## begin Data for this exercise
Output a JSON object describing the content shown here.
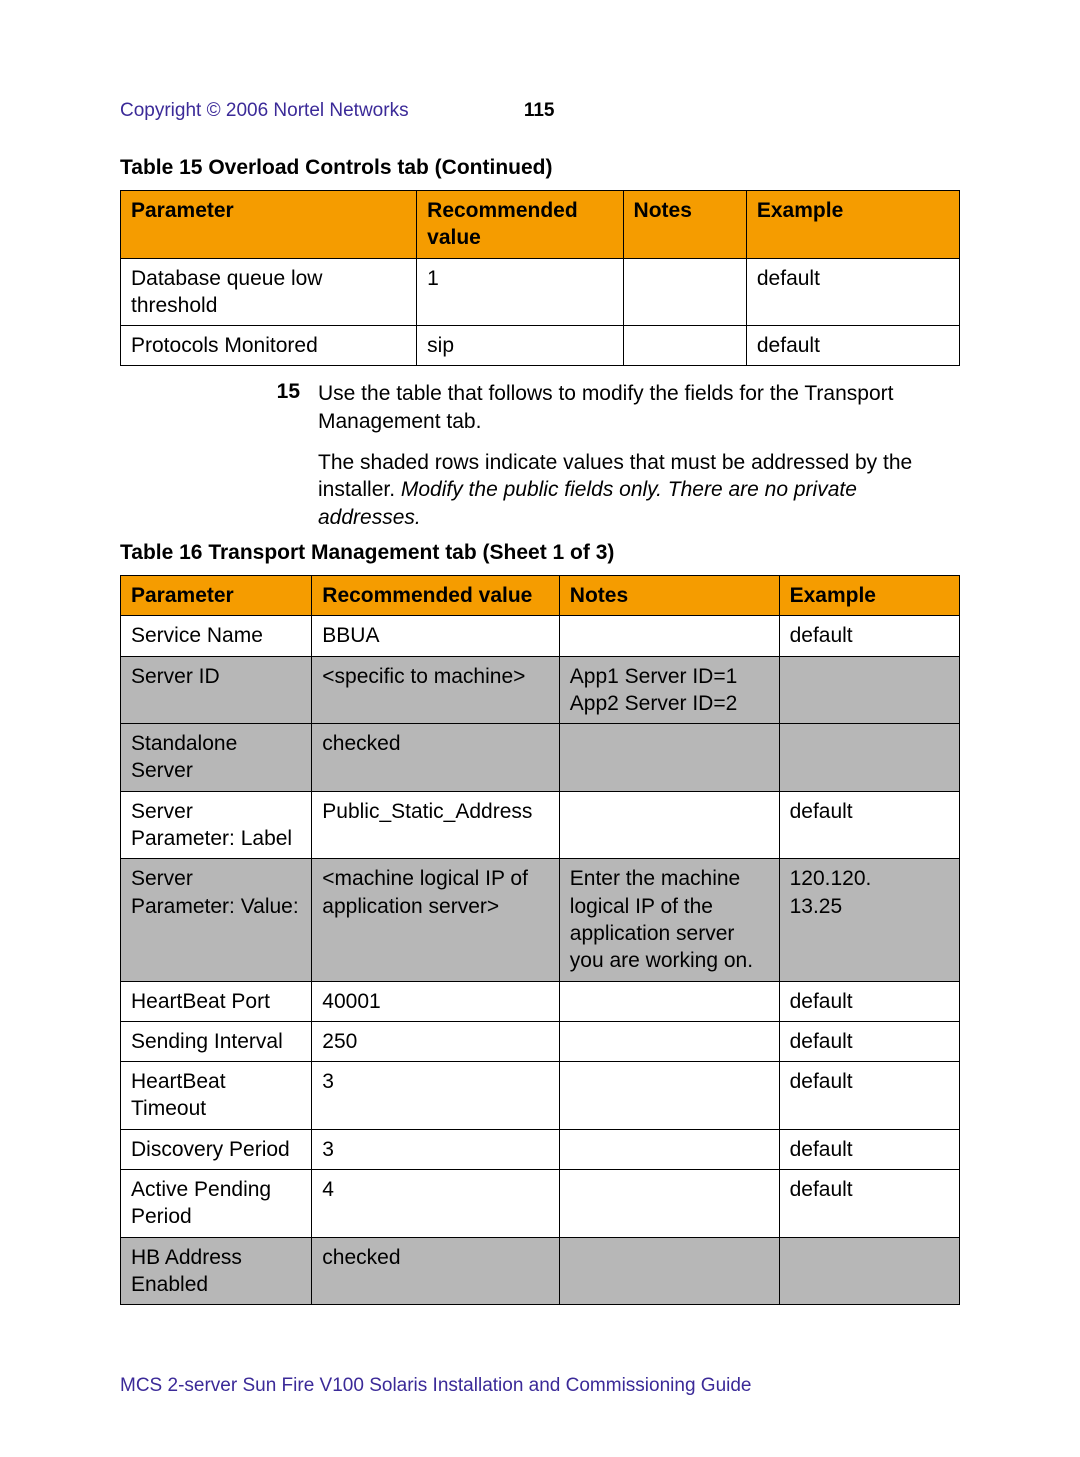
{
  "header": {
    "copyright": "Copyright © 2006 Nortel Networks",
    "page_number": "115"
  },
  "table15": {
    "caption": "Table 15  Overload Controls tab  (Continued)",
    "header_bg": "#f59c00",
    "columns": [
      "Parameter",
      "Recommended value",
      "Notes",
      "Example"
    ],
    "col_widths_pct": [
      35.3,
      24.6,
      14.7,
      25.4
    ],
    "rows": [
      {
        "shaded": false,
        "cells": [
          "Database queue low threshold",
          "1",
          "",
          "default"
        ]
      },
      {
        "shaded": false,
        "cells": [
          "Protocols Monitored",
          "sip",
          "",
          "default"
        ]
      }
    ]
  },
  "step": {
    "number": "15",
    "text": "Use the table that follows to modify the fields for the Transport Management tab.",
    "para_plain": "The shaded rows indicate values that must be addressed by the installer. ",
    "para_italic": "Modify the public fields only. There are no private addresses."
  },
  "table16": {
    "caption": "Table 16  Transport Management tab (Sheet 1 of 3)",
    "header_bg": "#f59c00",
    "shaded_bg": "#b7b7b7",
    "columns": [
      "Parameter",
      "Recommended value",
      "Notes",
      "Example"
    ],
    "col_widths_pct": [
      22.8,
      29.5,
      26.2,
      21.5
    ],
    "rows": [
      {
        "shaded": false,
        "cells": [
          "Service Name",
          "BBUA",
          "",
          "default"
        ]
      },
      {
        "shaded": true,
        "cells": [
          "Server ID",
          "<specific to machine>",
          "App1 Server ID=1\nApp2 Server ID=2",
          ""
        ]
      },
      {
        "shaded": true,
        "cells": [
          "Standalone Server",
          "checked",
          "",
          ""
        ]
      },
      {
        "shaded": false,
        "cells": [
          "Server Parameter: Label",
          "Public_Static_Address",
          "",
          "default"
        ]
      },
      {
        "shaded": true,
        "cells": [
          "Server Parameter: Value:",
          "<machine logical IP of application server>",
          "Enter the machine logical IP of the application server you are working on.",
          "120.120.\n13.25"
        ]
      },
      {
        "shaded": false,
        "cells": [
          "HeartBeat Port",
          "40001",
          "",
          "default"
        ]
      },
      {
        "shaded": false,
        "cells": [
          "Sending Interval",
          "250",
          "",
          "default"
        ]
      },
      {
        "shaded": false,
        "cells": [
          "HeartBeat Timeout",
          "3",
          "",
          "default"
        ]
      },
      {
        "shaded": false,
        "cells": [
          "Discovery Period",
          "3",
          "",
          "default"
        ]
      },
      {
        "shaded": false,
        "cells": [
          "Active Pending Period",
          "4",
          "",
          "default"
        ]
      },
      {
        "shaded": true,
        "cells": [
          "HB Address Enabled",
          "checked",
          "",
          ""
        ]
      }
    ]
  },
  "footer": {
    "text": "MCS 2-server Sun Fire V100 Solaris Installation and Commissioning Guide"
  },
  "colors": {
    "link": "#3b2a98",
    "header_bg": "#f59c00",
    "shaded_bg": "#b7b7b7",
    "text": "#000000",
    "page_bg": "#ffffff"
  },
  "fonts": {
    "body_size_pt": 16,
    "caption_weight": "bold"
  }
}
## end Data for this exercise
## begin Data for this exercise
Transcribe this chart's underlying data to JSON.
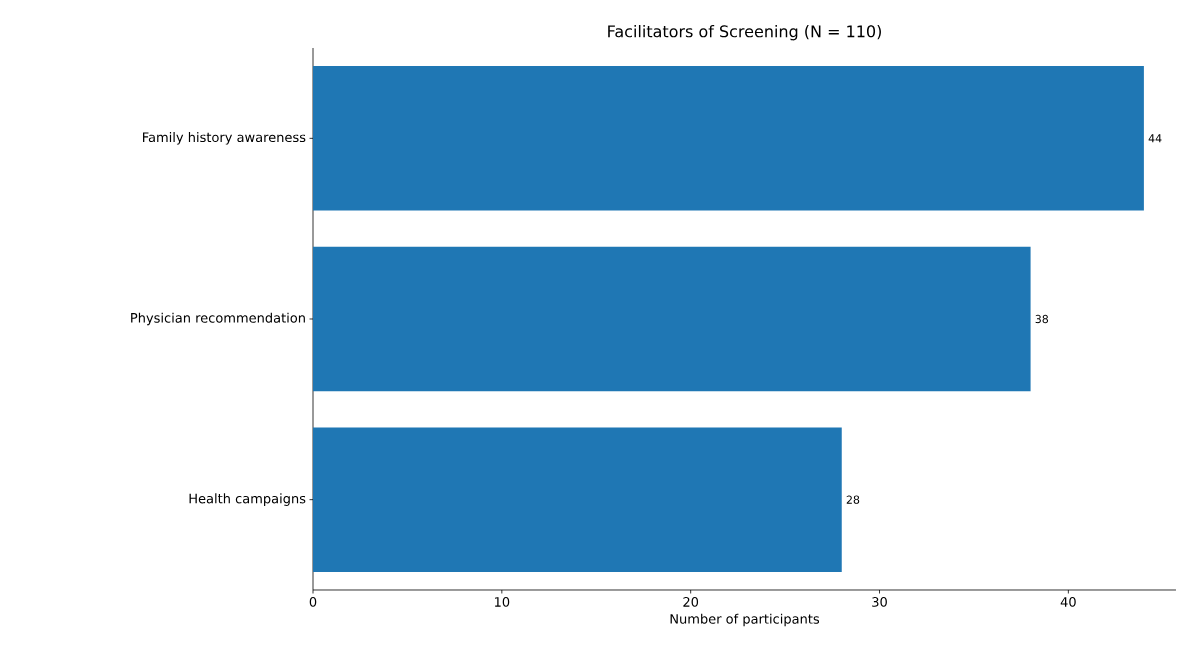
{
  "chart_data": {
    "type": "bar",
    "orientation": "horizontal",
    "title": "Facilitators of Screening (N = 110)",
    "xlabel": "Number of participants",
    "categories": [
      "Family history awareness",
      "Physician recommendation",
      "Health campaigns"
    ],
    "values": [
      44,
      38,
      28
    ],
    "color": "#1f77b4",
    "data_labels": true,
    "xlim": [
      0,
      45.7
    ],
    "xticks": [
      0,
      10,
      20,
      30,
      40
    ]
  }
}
## end Data for this exercise
## begin Data for this exercise
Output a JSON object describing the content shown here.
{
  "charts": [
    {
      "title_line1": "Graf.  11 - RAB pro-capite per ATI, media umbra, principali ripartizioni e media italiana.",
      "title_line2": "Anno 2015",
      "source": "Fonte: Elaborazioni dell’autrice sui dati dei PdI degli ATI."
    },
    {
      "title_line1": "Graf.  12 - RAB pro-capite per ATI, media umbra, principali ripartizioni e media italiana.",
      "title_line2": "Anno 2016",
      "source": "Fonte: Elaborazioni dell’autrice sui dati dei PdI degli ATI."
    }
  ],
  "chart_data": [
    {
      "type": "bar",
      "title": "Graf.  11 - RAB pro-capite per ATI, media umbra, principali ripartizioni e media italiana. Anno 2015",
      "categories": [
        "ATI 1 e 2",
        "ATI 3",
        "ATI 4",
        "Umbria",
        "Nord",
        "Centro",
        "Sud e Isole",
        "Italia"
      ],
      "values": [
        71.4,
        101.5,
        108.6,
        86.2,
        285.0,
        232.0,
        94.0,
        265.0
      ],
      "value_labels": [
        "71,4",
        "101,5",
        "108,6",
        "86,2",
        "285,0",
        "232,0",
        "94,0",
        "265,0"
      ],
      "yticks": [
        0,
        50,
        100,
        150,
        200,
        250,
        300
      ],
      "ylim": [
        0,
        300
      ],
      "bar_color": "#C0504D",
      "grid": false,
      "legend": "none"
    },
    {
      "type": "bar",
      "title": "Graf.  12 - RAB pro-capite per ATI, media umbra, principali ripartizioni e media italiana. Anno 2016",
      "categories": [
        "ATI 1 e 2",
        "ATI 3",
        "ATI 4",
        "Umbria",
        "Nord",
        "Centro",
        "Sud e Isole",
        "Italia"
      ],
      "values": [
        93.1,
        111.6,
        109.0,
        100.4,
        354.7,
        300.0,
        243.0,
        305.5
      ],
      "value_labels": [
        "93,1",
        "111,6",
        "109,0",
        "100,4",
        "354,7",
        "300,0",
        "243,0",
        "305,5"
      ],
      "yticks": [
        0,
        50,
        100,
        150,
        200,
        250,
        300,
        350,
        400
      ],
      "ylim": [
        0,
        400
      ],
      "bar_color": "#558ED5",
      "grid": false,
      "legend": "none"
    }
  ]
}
## end Data for this exercise
Direction: Which lines contain "text"? Show each of them.

Response:
    "text": "Use the table that follows to modify the fields for the Transport Management tab.",
    "text": "MCS 2-server Sun Fire V100 Solaris Installation and Commissioning Guide"
    "text": "#000000",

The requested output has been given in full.